The problem —
Output every entry exactly as written, skipping any pictures.

-------------------------

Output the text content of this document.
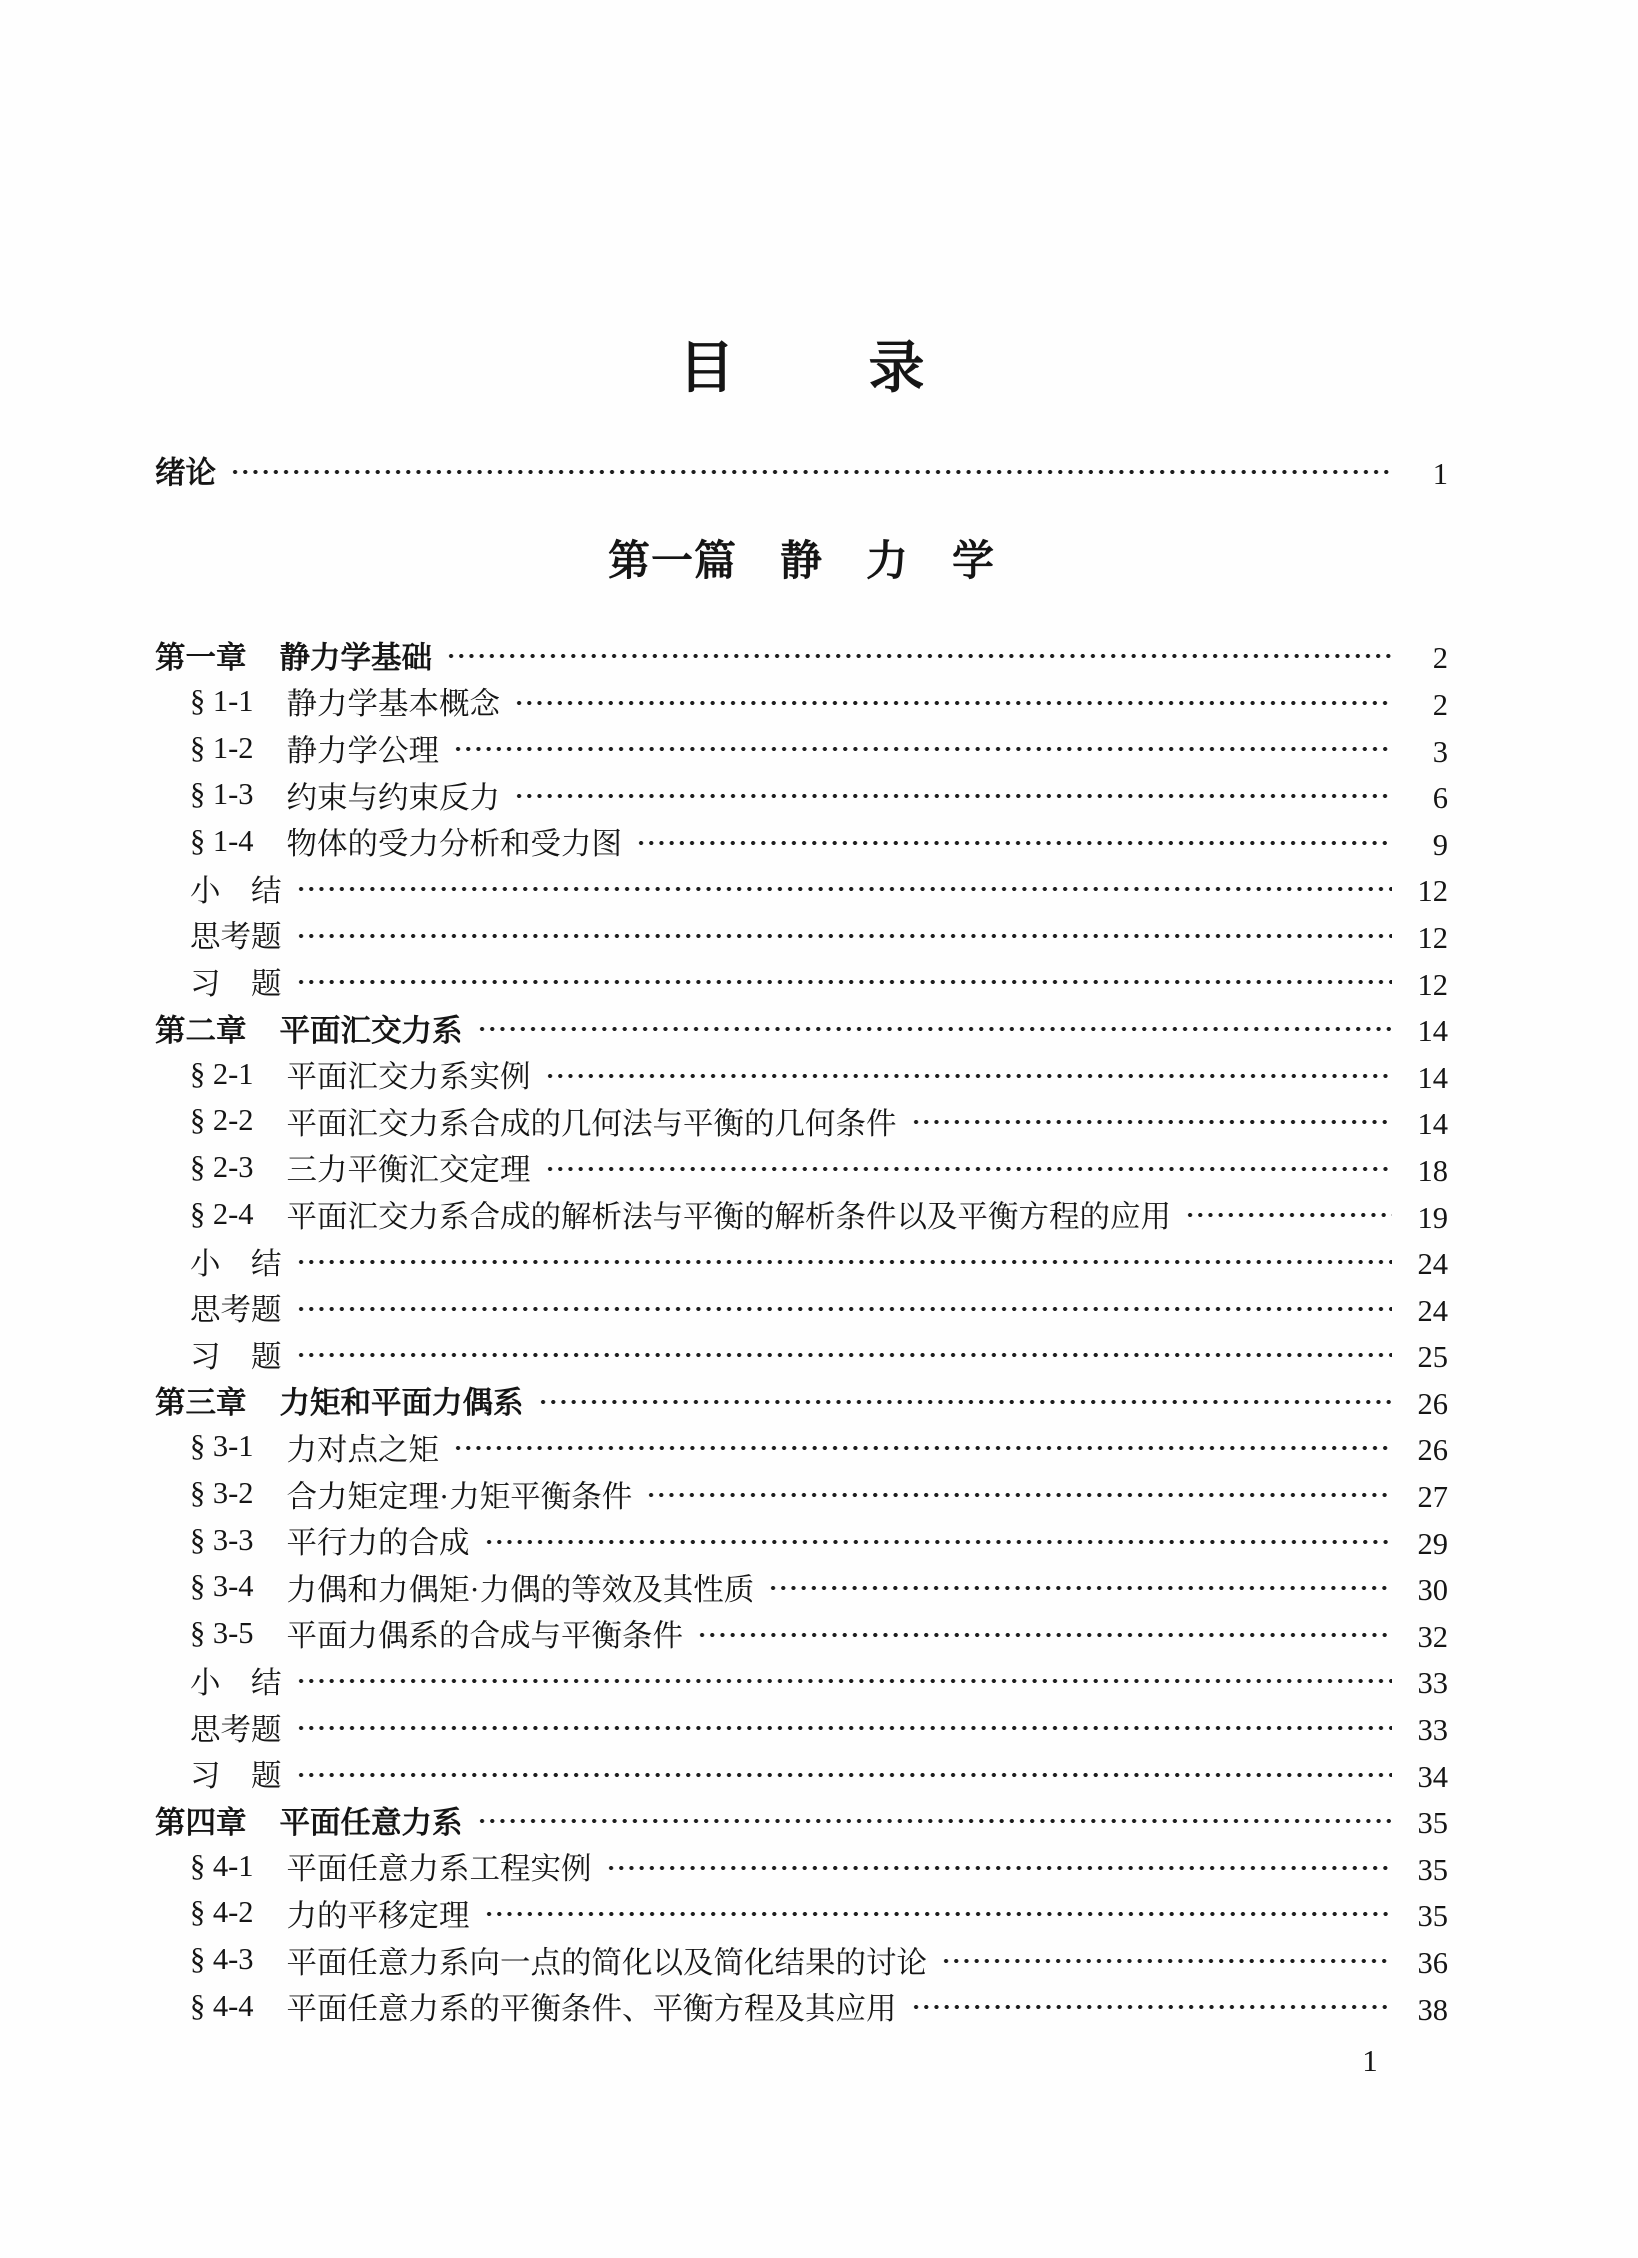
目 录
绪论	1
第一篇　静　力　学
第一章 静力学基础	2
§ 1-1 静力学基本概念	2
§ 1-2 静力学公理	3
§ 1-3 约束与约束反力	6
§ 1-4 物体的受力分析和受力图	9
小　结	12
思考题	12
习　题	12
第二章 平面汇交力系	14
§ 2-1 平面汇交力系实例	14
§ 2-2 平面汇交力系合成的几何法与平衡的几何条件	14
§ 2-3 三力平衡汇交定理	18
§ 2-4 平面汇交力系合成的解析法与平衡的解析条件以及平衡方程的应用	19
小　结	24
思考题	24
习　题	25
第三章 力矩和平面力偶系	26
§ 3-1 力对点之矩	26
§ 3-2 合力矩定理·力矩平衡条件	27
§ 3-3 平行力的合成	29
§ 3-4 力偶和力偶矩·力偶的等效及其性质	30
§ 3-5 平面力偶系的合成与平衡条件	32
小　结	33
思考题	33
习　题	34
第四章 平面任意力系	35
§ 4-1 平面任意力系工程实例	35
§ 4-2 力的平移定理	35
§ 4-3 平面任意力系向一点的简化以及简化结果的讨论	36
§ 4-4 平面任意力系的平衡条件、平衡方程及其应用	38
1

-------------------------

Answer —
Output the text content of this document.
目 录
绪论	1
第一篇　静　力　学
第一章 静力学基础	2
§ 1-1 静力学基本概念	2
§ 1-2 静力学公理	3
§ 1-3 约束与约束反力	6
§ 1-4 物体的受力分析和受力图	9
小　结	12
思考题	12
习　题	12
第二章 平面汇交力系	14
§ 2-1 平面汇交力系实例	14
§ 2-2 平面汇交力系合成的几何法与平衡的几何条件	14
§ 2-3 三力平衡汇交定理	18
§ 2-4 平面汇交力系合成的解析法与平衡的解析条件以及平衡方程的应用	19
小　结	24
思考题	24
习　题	25
第三章 力矩和平面力偶系	26
§ 3-1 力对点之矩	26
§ 3-2 合力矩定理·力矩平衡条件	27
§ 3-3 平行力的合成	29
§ 3-4 力偶和力偶矩·力偶的等效及其性质	30
§ 3-5 平面力偶系的合成与平衡条件	32
小　结	33
思考题	33
习　题	34
第四章 平面任意力系	35
§ 4-1 平面任意力系工程实例	35
§ 4-2 力的平移定理	35
§ 4-3 平面任意力系向一点的简化以及简化结果的讨论	36
§ 4-4 平面任意力系的平衡条件、平衡方程及其应用	38
1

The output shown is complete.